### Given records
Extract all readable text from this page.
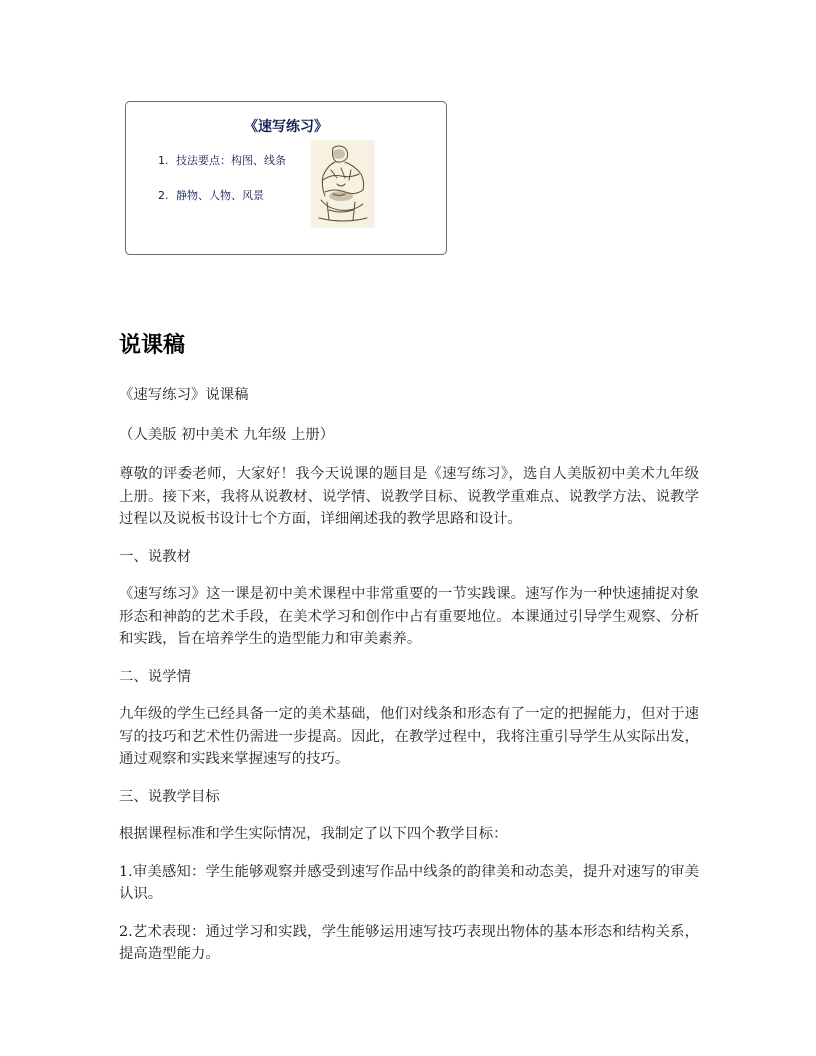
《速写练习》
1. 技法要点：构图、线条
2. 静物、人物、风景
说课稿

《速写练习》说课稿

（人美版 初中美术 九年级 上册）

尊敬的评委老师，大家好！我今天说课的题目是《速写练习》，选自人美版初中美术九年级上册。接下来，我将从说教材、说学情、说教学目标、说教学重难点、说教学方法、说教学过程以及说板书设计七个方面，详细阐述我的教学思路和设计。

一、说教材

《速写练习》这一课是初中美术课程中非常重要的一节实践课。速写作为一种快速捕捉对象形态和神韵的艺术手段，在美术学习和创作中占有重要地位。本课通过引导学生观察、分析和实践，旨在培养学生的造型能力和审美素养。

二、说学情

九年级的学生已经具备一定的美术基础，他们对线条和形态有了一定的把握能力，但对于速写的技巧和艺术性仍需进一步提高。因此，在教学过程中，我将注重引导学生从实际出发，通过观察和实践来掌握速写的技巧。

三、说教学目标

根据课程标准和学生实际情况，我制定了以下四个教学目标：

1.审美感知：学生能够观察并感受到速写作品中线条的韵律美和动态美，提升对速写的审美认识。

2.艺术表现：通过学习和实践，学生能够运用速写技巧表现出物体的基本形态和结构关系，提高造型能力。
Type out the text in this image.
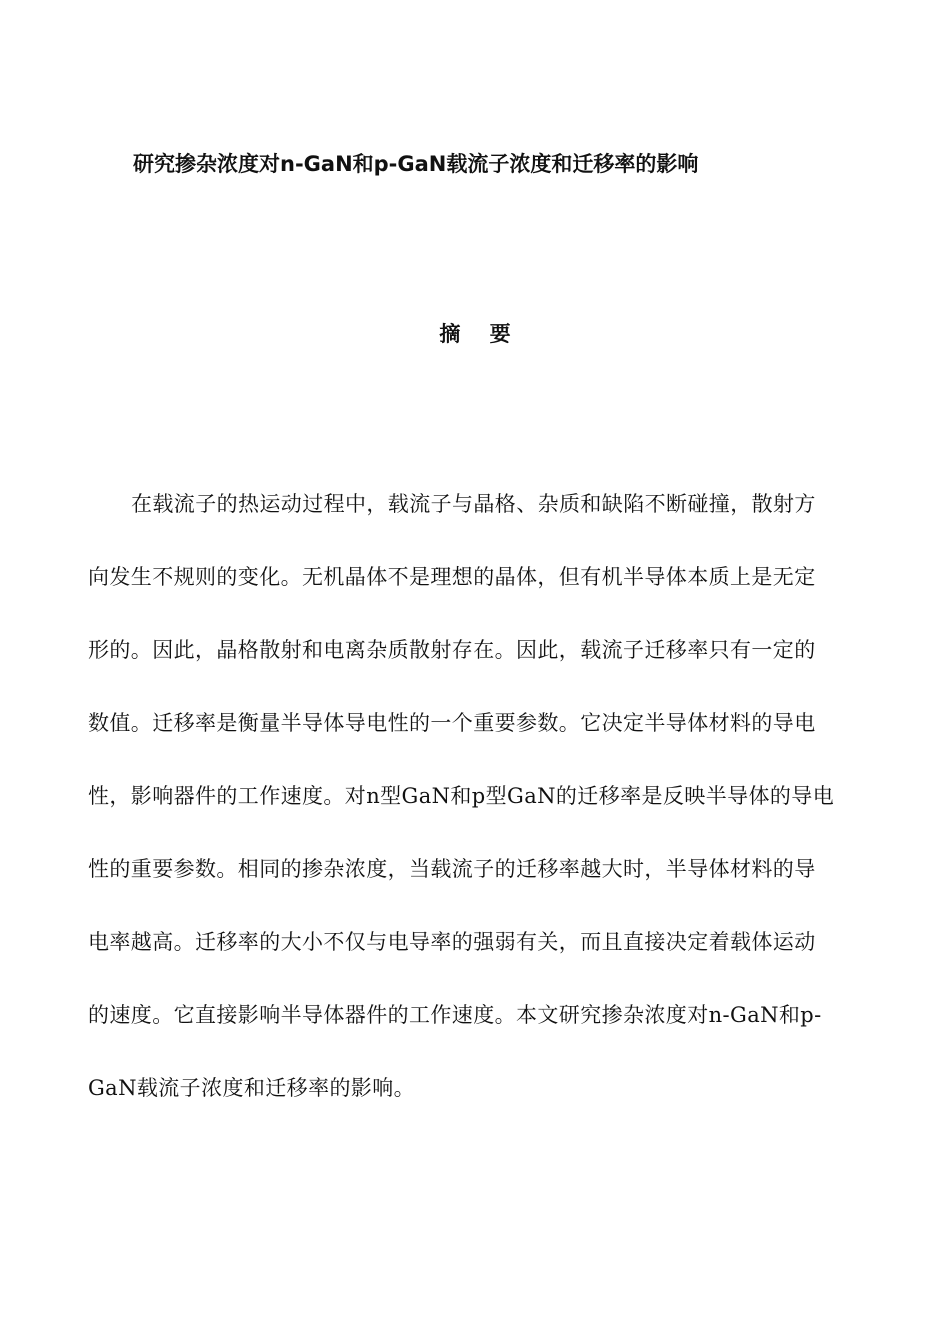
研究掺杂浓度对n-GaN和p-GaN载流子浓度和迁移率的影响
摘    要
在载流子的热运动过程中，载流子与晶格、杂质和缺陷不断碰撞，散射方
向发生不规则的变化。无机晶体不是理想的晶体，但有机半导体本质上是无定
形的。因此，晶格散射和电离杂质散射存在。因此，载流子迁移率只有一定的
数值。迁移率是衡量半导体导电性的一个重要参数。它决定半导体材料的导电
性，影响器件的工作速度。对n型GaN和p型GaN的迁移率是反映半导体的导电
性的重要参数。相同的掺杂浓度，当载流子的迁移率越大时，半导体材料的导
电率越高。迁移率的大小不仅与电导率的强弱有关，而且直接决定着载体运动
的速度。它直接影响半导体器件的工作速度。本文研究掺杂浓度对n-GaN和p-
GaN载流子浓度和迁移率的影响。
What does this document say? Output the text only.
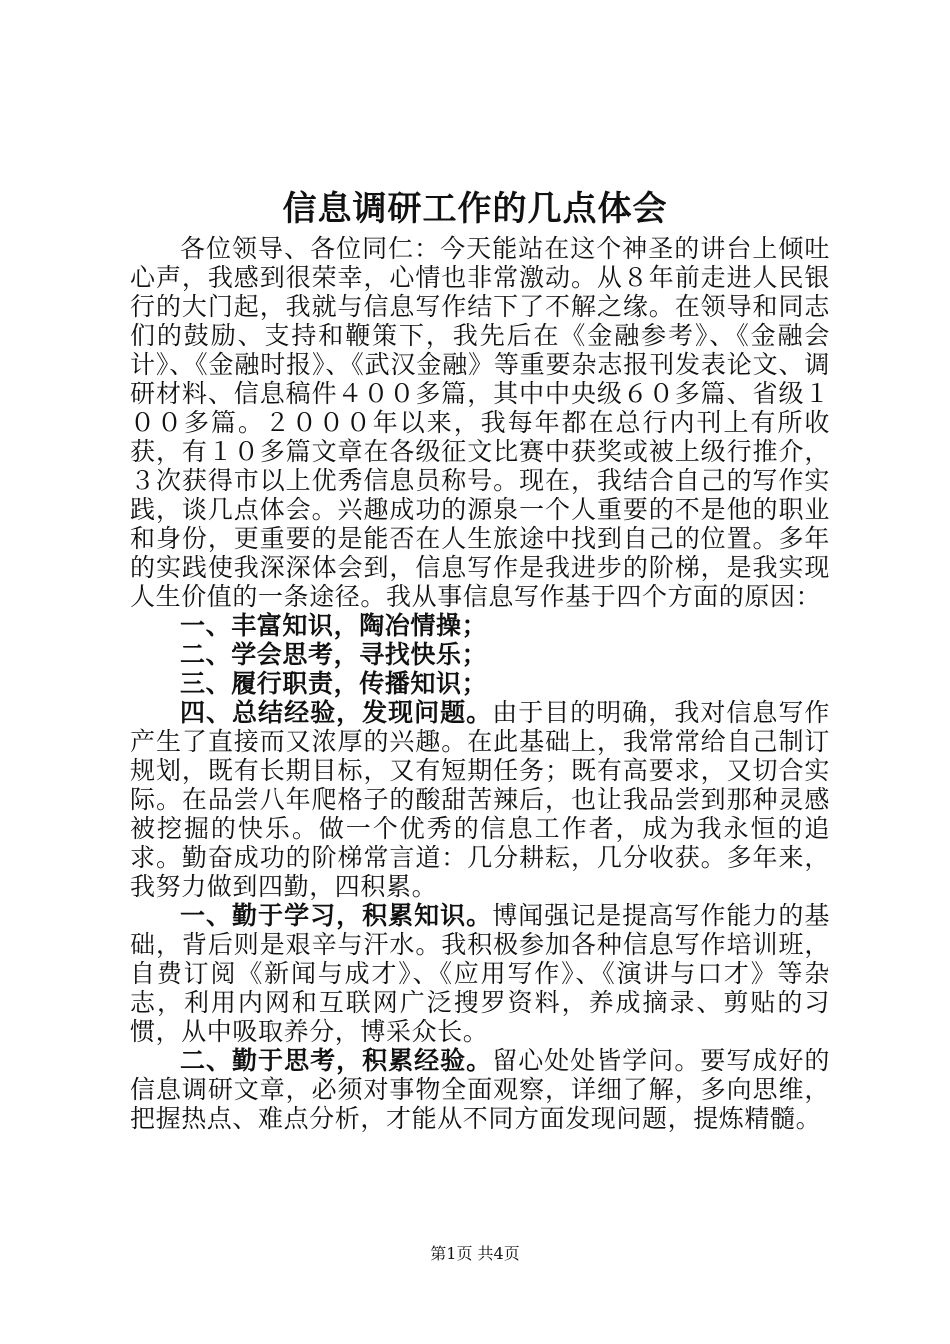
信息调研工作的几点体会

各位领导、各位同仁：今天能站在这个神圣的讲台上倾吐心声，我感到很荣幸，心情也非常激动。从８年前走进人民银行的大门起，我就与信息写作结下了不解之缘。在领导和同志们的鼓励、支持和鞭策下，我先后在《金融参考》、《金融会计》、《金融时报》、《武汉金融》等重要杂志报刊发表论文、调研材料、信息稿件４００多篇，其中中央级６０多篇、省级１００多篇。２０００年以来，我每年都在总行内刊上有所收获，有１０多篇文章在各级征文比赛中获奖或被上级行推介，３次获得市以上优秀信息员称号。现在，我结合自己的写作实践，谈几点体会。兴趣成功的源泉一个人重要的不是他的职业和身份，更重要的是能否在人生旅途中找到自己的位置。多年的实践使我深深体会到，信息写作是我进步的阶梯，是我实现人生价值的一条途径。我从事信息写作基于四个方面的原因：

一、丰富知识，陶冶情操；

二、学会思考，寻找快乐；

三、履行职责，传播知识；

四、总结经验，发现问题。由于目的明确，我对信息写作产生了直接而又浓厚的兴趣。在此基础上，我常常给自己制订规划，既有长期目标，又有短期任务；既有高要求，又切合实际。在品尝八年爬格子的酸甜苦辣后，也让我品尝到那种灵感被挖掘的快乐。做一个优秀的信息工作者，成为我永恒的追求。勤奋成功的阶梯常言道：几分耕耘，几分收获。多年来，我努力做到四勤，四积累。

一、勤于学习，积累知识。博闻强记是提高写作能力的基础，背后则是艰辛与汗水。我积极参加各种信息写作培训班，自费订阅《新闻与成才》、《应用写作》、《演讲与口才》等杂志，利用内网和互联网广泛搜罗资料，养成摘录、剪贴的习惯，从中吸取养分，博采众长。

二、勤于思考，积累经验。留心处处皆学问。要写成好的信息调研文章，必须对事物全面观察，详细了解，多向思维，把握热点、难点分析，才能从不同方面发现问题，提炼精髓。

第1页 共4页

### Objective
The records above should be reproduced exactly, with no pictures included.

### Task output
Extract all readable text from this page.
《速写练习》
1. 技法要点：构图、线条
2. 静物、人物、风景
说课稿

《速写练习》说课稿

（人美版 初中美术 九年级 上册）

尊敬的评委老师，大家好！我今天说课的题目是《速写练习》，选自人美版初中美术九年级上册。接下来，我将从说教材、说学情、说教学目标、说教学重难点、说教学方法、说教学过程以及说板书设计七个方面，详细阐述我的教学思路和设计。

一、说教材

《速写练习》这一课是初中美术课程中非常重要的一节实践课。速写作为一种快速捕捉对象形态和神韵的艺术手段，在美术学习和创作中占有重要地位。本课通过引导学生观察、分析和实践，旨在培养学生的造型能力和审美素养。

二、说学情

九年级的学生已经具备一定的美术基础，他们对线条和形态有了一定的把握能力，但对于速写的技巧和艺术性仍需进一步提高。因此，在教学过程中，我将注重引导学生从实际出发，通过观察和实践来掌握速写的技巧。

三、说教学目标

根据课程标准和学生实际情况，我制定了以下四个教学目标：

1.审美感知：学生能够观察并感受到速写作品中线条的韵律美和动态美，提升对速写的审美认识。

2.艺术表现：通过学习和实践，学生能够运用速写技巧表现出物体的基本形态和结构关系，提高造型能力。
Type out the text in this image.
研究掺杂浓度对n-GaN和p-GaN载流子浓度和迁移率的影响
摘    要
在载流子的热运动过程中，载流子与晶格、杂质和缺陷不断碰撞，散射方
向发生不规则的变化。无机晶体不是理想的晶体，但有机半导体本质上是无定
形的。因此，晶格散射和电离杂质散射存在。因此，载流子迁移率只有一定的
数值。迁移率是衡量半导体导电性的一个重要参数。它决定半导体材料的导电
性，影响器件的工作速度。对n型GaN和p型GaN的迁移率是反映半导体的导电
性的重要参数。相同的掺杂浓度，当载流子的迁移率越大时，半导体材料的导
电率越高。迁移率的大小不仅与电导率的强弱有关，而且直接决定着载体运动
的速度。它直接影响半导体器件的工作速度。本文研究掺杂浓度对n-GaN和p-
GaN载流子浓度和迁移率的影响。
What does this document say? Output the text only.
信息调研工作的几点体会

各位领导、各位同仁：今天能站在这个神圣的讲台上倾吐心声，我感到很荣幸，心情也非常激动。从８年前走进人民银行的大门起，我就与信息写作结下了不解之缘。在领导和同志们的鼓励、支持和鞭策下，我先后在《金融参考》、《金融会计》、《金融时报》、《武汉金融》等重要杂志报刊发表论文、调研材料、信息稿件４００多篇，其中中央级６０多篇、省级１００多篇。２０００年以来，我每年都在总行内刊上有所收获，有１０多篇文章在各级征文比赛中获奖或被上级行推介，３次获得市以上优秀信息员称号。现在，我结合自己的写作实践，谈几点体会。兴趣成功的源泉一个人重要的不是他的职业和身份，更重要的是能否在人生旅途中找到自己的位置。多年的实践使我深深体会到，信息写作是我进步的阶梯，是我实现人生价值的一条途径。我从事信息写作基于四个方面的原因：

一、丰富知识，陶冶情操；

二、学会思考，寻找快乐；

三、履行职责，传播知识；

四、总结经验，发现问题。由于目的明确，我对信息写作产生了直接而又浓厚的兴趣。在此基础上，我常常给自己制订规划，既有长期目标，又有短期任务；既有高要求，又切合实际。在品尝八年爬格子的酸甜苦辣后，也让我品尝到那种灵感被挖掘的快乐。做一个优秀的信息工作者，成为我永恒的追求。勤奋成功的阶梯常言道：几分耕耘，几分收获。多年来，我努力做到四勤，四积累。

一、勤于学习，积累知识。博闻强记是提高写作能力的基础，背后则是艰辛与汗水。我积极参加各种信息写作培训班，自费订阅《新闻与成才》、《应用写作》、《演讲与口才》等杂志，利用内网和互联网广泛搜罗资料，养成摘录、剪贴的习惯，从中吸取养分，博采众长。

二、勤于思考，积累经验。留心处处皆学问。要写成好的信息调研文章，必须对事物全面观察，详细了解，多向思维，把握热点、难点分析，才能从不同方面发现问题，提炼精髓。

第1页 共4页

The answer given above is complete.